===== RECORDS TO PROCESS

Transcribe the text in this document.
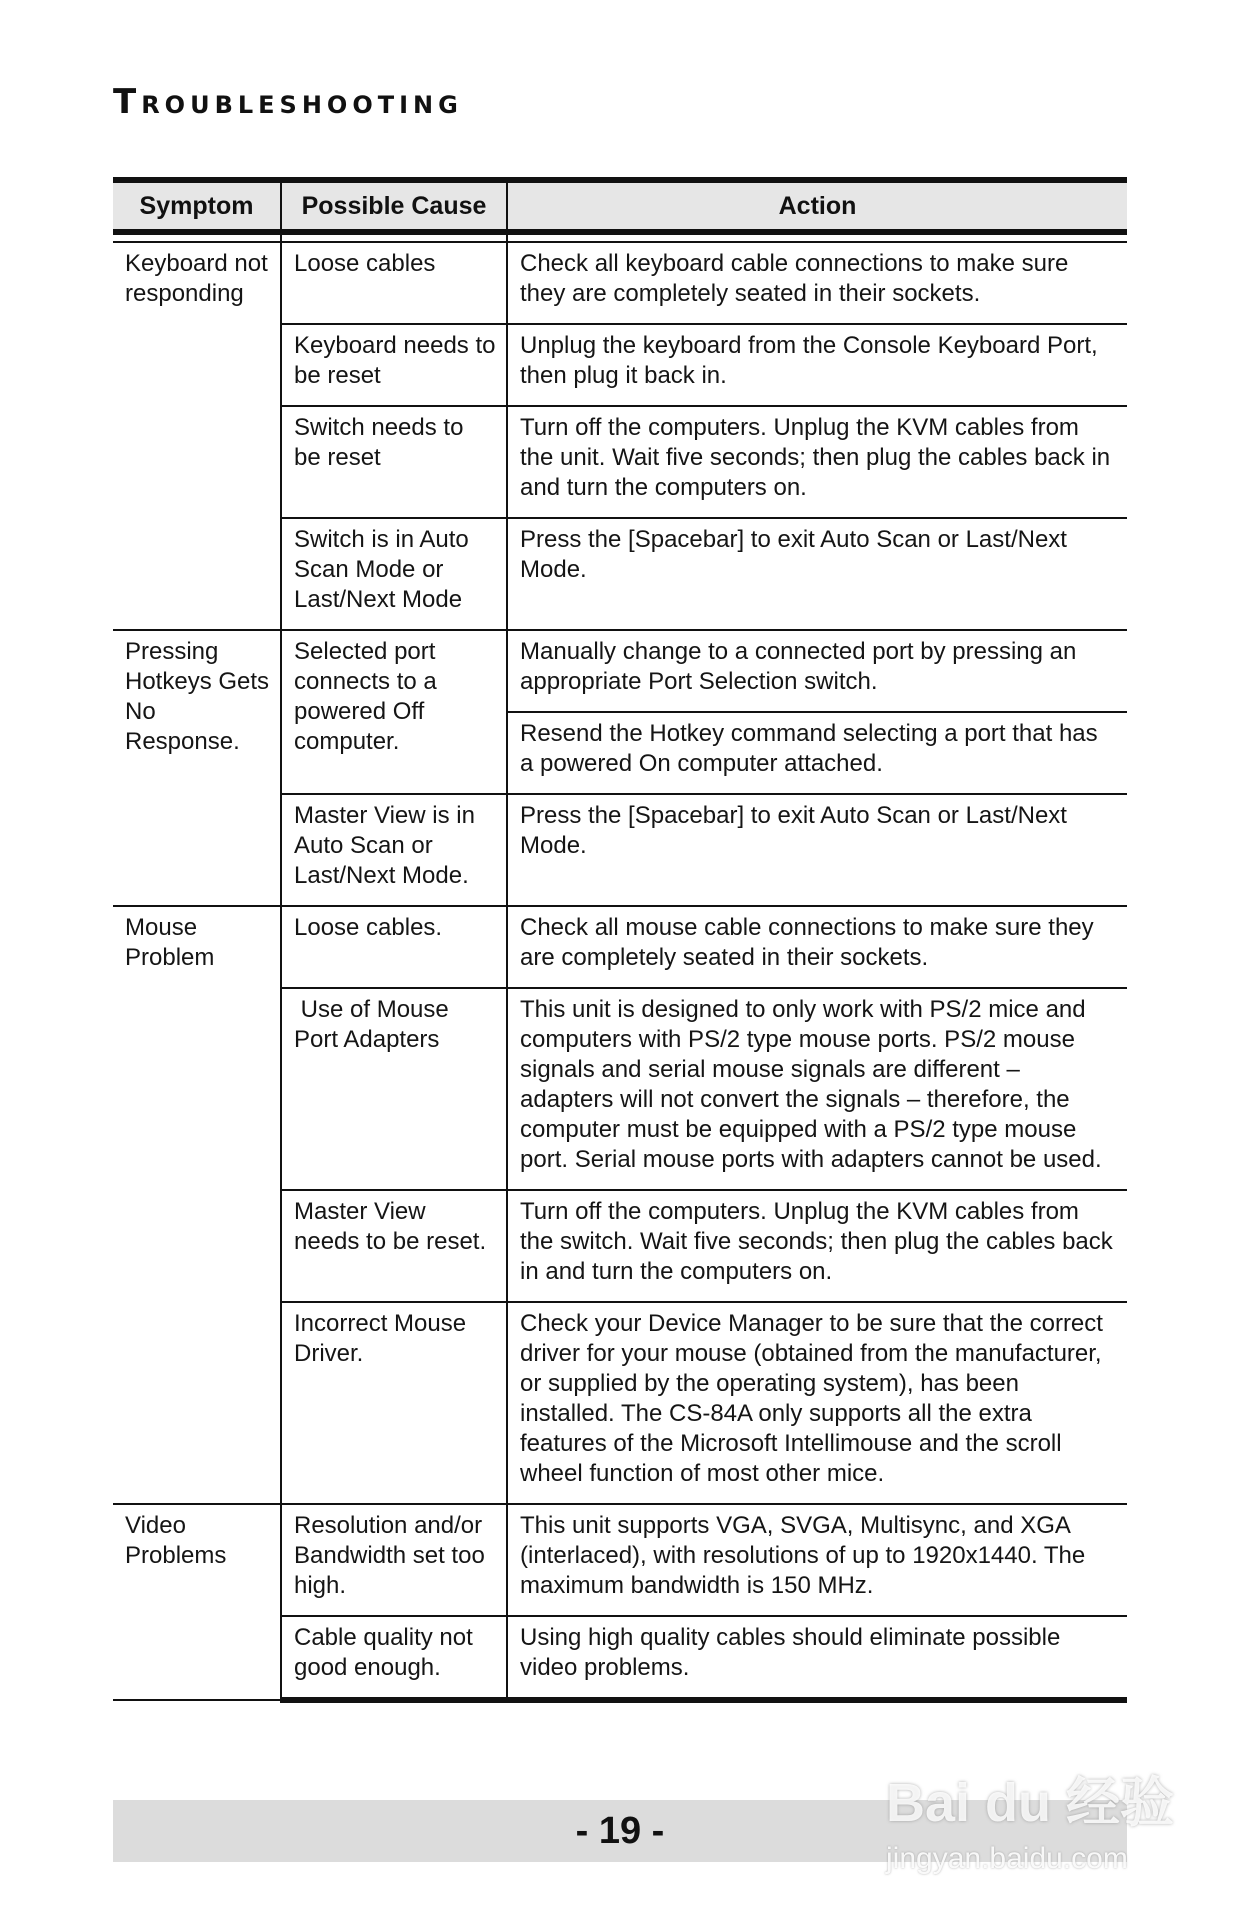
Troubleshooting
Symptom	Possible Cause	Action

Keyboard not responding	Loose cables	Check all keyboard cable connections to make sure they are completely seated in their sockets.
	Keyboard needs to be reset	Unplug the keyboard from the Console Keyboard Port, then plug it back in.
	Switch needs to be reset	Turn off the computers. Unplug the KVM cables from the unit. Wait five seconds; then plug the cables back in and turn the computers on.
	Switch is in Auto Scan Mode or Last/Next Mode	Press the [Spacebar] to exit Auto Scan or Last/Next Mode.
Pressing Hotkeys Gets No Response.	Selected port connects to a powered Off computer.	Manually change to a connected port by pressing an appropriate Port Selection switch.
		Resend the Hotkey command selecting a port that has a powered On computer attached.
	Master View is in Auto Scan or Last/Next Mode.	Press the [Spacebar] to exit Auto Scan or Last/Next Mode.
Mouse Problem	Loose cables.	Check all mouse cable connections to make sure they are completely seated in their sockets.
	Use of Mouse Port Adapters	This unit is designed to only work with PS/2 mice and computers with PS/2 type mouse ports. PS/2 mouse signals and serial mouse signals are different – adapters will not convert the signals – therefore, the computer must be equipped with a PS/2 type mouse port. Serial mouse ports with adapters cannot be used.
	Master View needs to be reset.	Turn off the computers. Unplug the KVM cables from the switch. Wait five seconds; then plug the cables back in and turn the computers on.
	Incorrect Mouse Driver.	Check your Device Manager to be sure that the correct driver for your mouse (obtained from the manufacturer, or supplied by the operating system), has been installed. The CS-84A only supports all the extra features of the Microsoft Intellimouse and the scroll wheel function of most other mice.
Video Problems	Resolution and/or Bandwidth set too high.	This unit supports VGA, SVGA, Multisync, and XGA (interlaced), with resolutions of up to 1920x1440. The maximum bandwidth is 150 MHz.
	Cable quality not good enough.	Using high quality cables should eliminate possible video problems.
- 19 -	Bai du 经验
jingyan.baidu.com
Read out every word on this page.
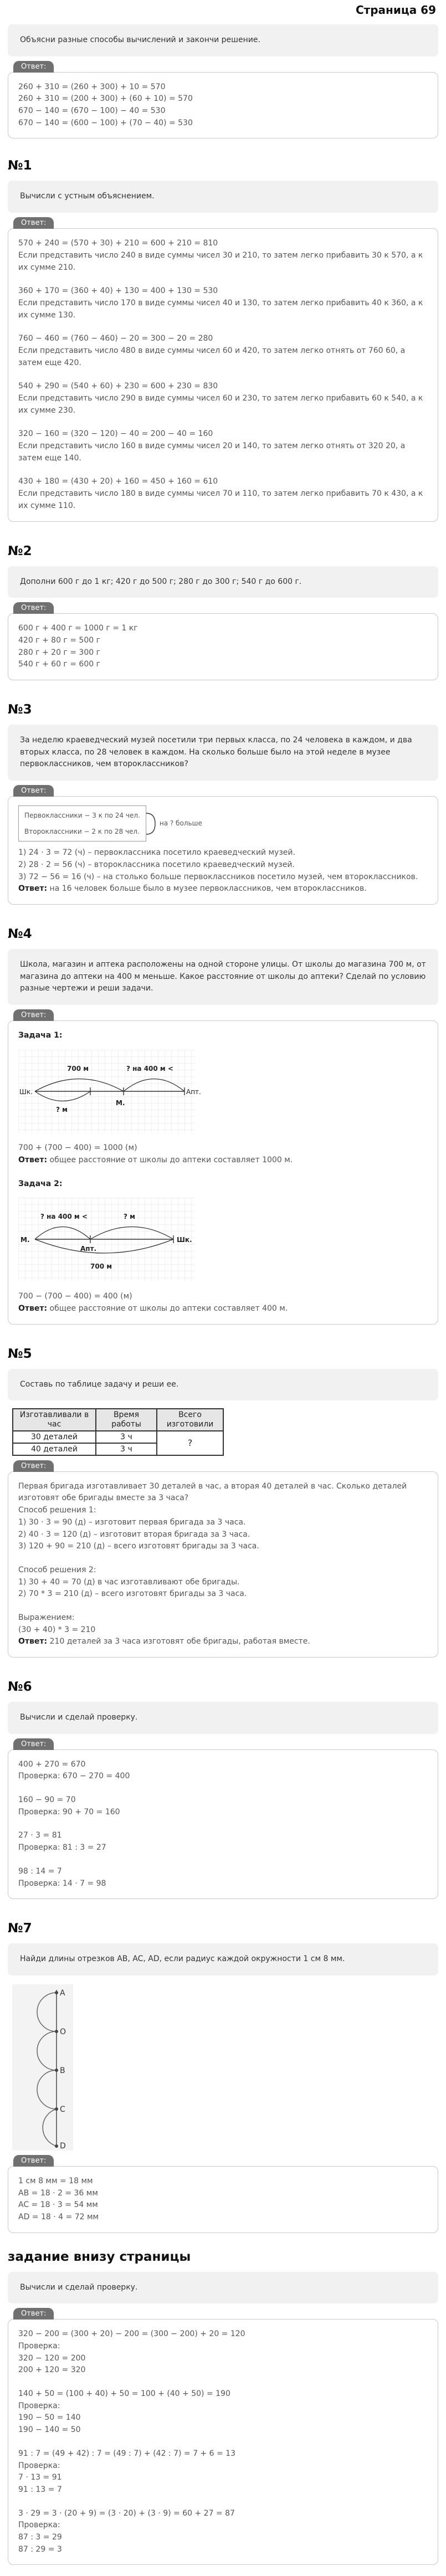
Страница 69
Объясни разные способы вычислений и закончи решение.
Ответ:
260 + 310 = (260 + 300) + 10 = 570
260 + 310 = (200 + 300) + (60 + 10) = 570
670 − 140 = (670 − 100) − 40 = 530
670 − 140 = (600 − 100) + (70 − 40) = 530
№1
Вычисли с устным объяснением.
Ответ:
570 + 240 = (570 + 30) + 210 = 600 + 210 = 810
Если представить число 240 в виде суммы чисел 30 и 210, то затем легко прибавить 30 к 570, а к их сумме 210.
360 + 170 = (360 + 40) + 130 = 400 + 130 = 530
Если представить число 170 в виде суммы чисел 40 и 130, то затем легко прибавить 40 к 360, а к их сумме 130.
760 − 460 = (760 − 460) − 20 = 300 − 20 = 280
Если представить число 480 в виде суммы чисел 60 и 420, то затем легко отнять от 760 60, а затем еще 420.
540 + 290 = (540 + 60) + 230 = 600 + 230 = 830
Если представить число 290 в виде суммы чисел 60 и 230, то затем легко прибавить 60 к 540, а к их сумме 230.
320 − 160 = (320 − 120) − 40 = 200 − 40 = 160
Если представить число 160 в виде суммы чисел 20 и 140, то затем легко отнять от 320 20, а затем еще 140.
430 + 180 = (430 + 20) + 160 = 450 + 160 = 610
Если представить число 180 в виде суммы чисел 70 и 110, то затем легко прибавить 70 к 430, а к их сумме 110.
№2
Дополни 600 г до 1 кг; 420 г до 500 г; 280 г до 300 г; 540 г до 600 г.
Ответ:
600 г + 400 г = 1000 г = 1 кг
420 г + 80 г = 500 г
280 г + 20 г = 300 г
540 г + 60 г = 600 г
№3
За неделю краеведческий музей посетили три первых класса, по 24 человека в каждом, и два вторых класса, по 28 человек в каждом. На сколько больше было на этой неделе в музее первоклассников, чем второклассников?
Ответ:
Первоклассники − 3 к по 24 чел.
Второклассники − 2 к по 28 чел.
на ? больше
1) 24 · 3 = 72 (ч) – первоклассника посетило краеведческий музей.
2) 28 · 2 = 56 (ч) – второклассника посетило краеведческий музей.
3) 72 − 56 = 16 (ч) – на столько больше первоклассников посетило музей, чем второклассников.
Ответ: на 16 человек больше было в музее первоклассников, чем второклассников.
№4
Школа, магазин и аптека расположены на одной стороне улицы. От школы до магазина 700 м, от магазина до аптеки на 400 м меньше. Какое расстояние от школы до аптеки? Сделай по условию разные чертежи и реши задачи.
Ответ:
Задача 1:
700 м	? на 400 м <
? м
Шк.
М.
Апт.
700 + (700 − 400) = 1000 (м)
Ответ: общее расстояние от школы до аптеки составляет 1000 м.
Задача 2:
? на 400 м <	? м
700 м
М.
Апт.
Шк.
700 − (700 − 400) = 400 (м)
Ответ: общее расстояние от школы до аптеки составляет 400 м.
№5
Составь по таблице задачу и реши ее.
Изготавливали в час	Время работы	Всего изготовили
30 деталей	3 ч	?
40 деталей	3 ч	
Ответ:
Первая бригада изготавливает 30 деталей в час, а вторая 40 деталей в час. Сколько деталей изготовят обе бригады вместе за 3 часа?
Способ решения 1:
1) 30 · 3 = 90 (д) – изготовит первая бригада за 3 часа.
2) 40 · 3 = 120 (д) – изготовит вторая бригада за 3 часа.
3) 120 + 90 = 210 (д) – всего изготовят бригады за 3 часа.
Способ решения 2:
1) 30 + 40 = 70 (д) в час изготавливают обе бригады.
2) 70 * 3 = 210 (д) – всего изготовят бригады за 3 часа.
Выражением:
(30 + 40) * 3 = 210
Ответ: 210 деталей за 3 часа изготовят обе бригады, работая вместе.
№6
Вычисли и сделай проверку.
Ответ:
400 + 270 = 670
Проверка: 670 − 270 = 400
160 − 90 = 70
Проверка: 90 + 70 = 160
27 · 3 = 81
Проверка: 81 : 3 = 27
98 : 14 = 7
Проверка: 14 · 7 = 98
№7
Найди длины отрезков AB, AC, AD, если радиус каждой окружности 1 см 8 мм.
A
O
B
C
D
Ответ:
1 см 8 мм = 18 мм
AB = 18 · 2 = 36 мм
AC = 18 · 3 = 54 мм
AD = 18 · 4 = 72 мм
задание внизу страницы
Вычисли и сделай проверку.
Ответ:
320 − 200 = (300 + 20) − 200 = (300 − 200) + 20 = 120
Проверка:
320 − 120 = 200
200 + 120 = 320
140 + 50 = (100 + 40) + 50 = 100 + (40 + 50) = 190
Проверка:
190 − 50 = 140
190 − 140 = 50
91 : 7 = (49 + 42) : 7 = (49 : 7) + (42 : 7) = 7 + 6 = 13
Проверка:
7 · 13 = 91
91 : 13 = 7
3 · 29 = 3 · (20 + 9) = (3 · 20) + (3 · 9) = 60 + 27 = 87
Проверка:
87 : 3 = 29
87 : 29 = 3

==========

From the records above, pull out every line containing the word "суммы".

Если представить число 240 в виде суммы чисел 30 и 210, то затем легко прибавить 30 к 570, а к их сумме 210.
Если представить число 170 в виде суммы чисел 40 и 130, то затем легко прибавить 40 к 360, а к их сумме 130.
Если представить число 480 в виде суммы чисел 60 и 420, то затем легко отнять от 760 60, а затем еще 420.
Если представить число 290 в виде суммы чисел 60 и 230, то затем легко прибавить 60 к 540, а к их сумме 230.
Если представить число 160 в виде суммы чисел 20 и 140, то затем легко отнять от 320 20, а затем еще 140.
Если представить число 180 в виде суммы чисел 70 и 110, то затем легко прибавить 70 к 430, а к их сумме 110.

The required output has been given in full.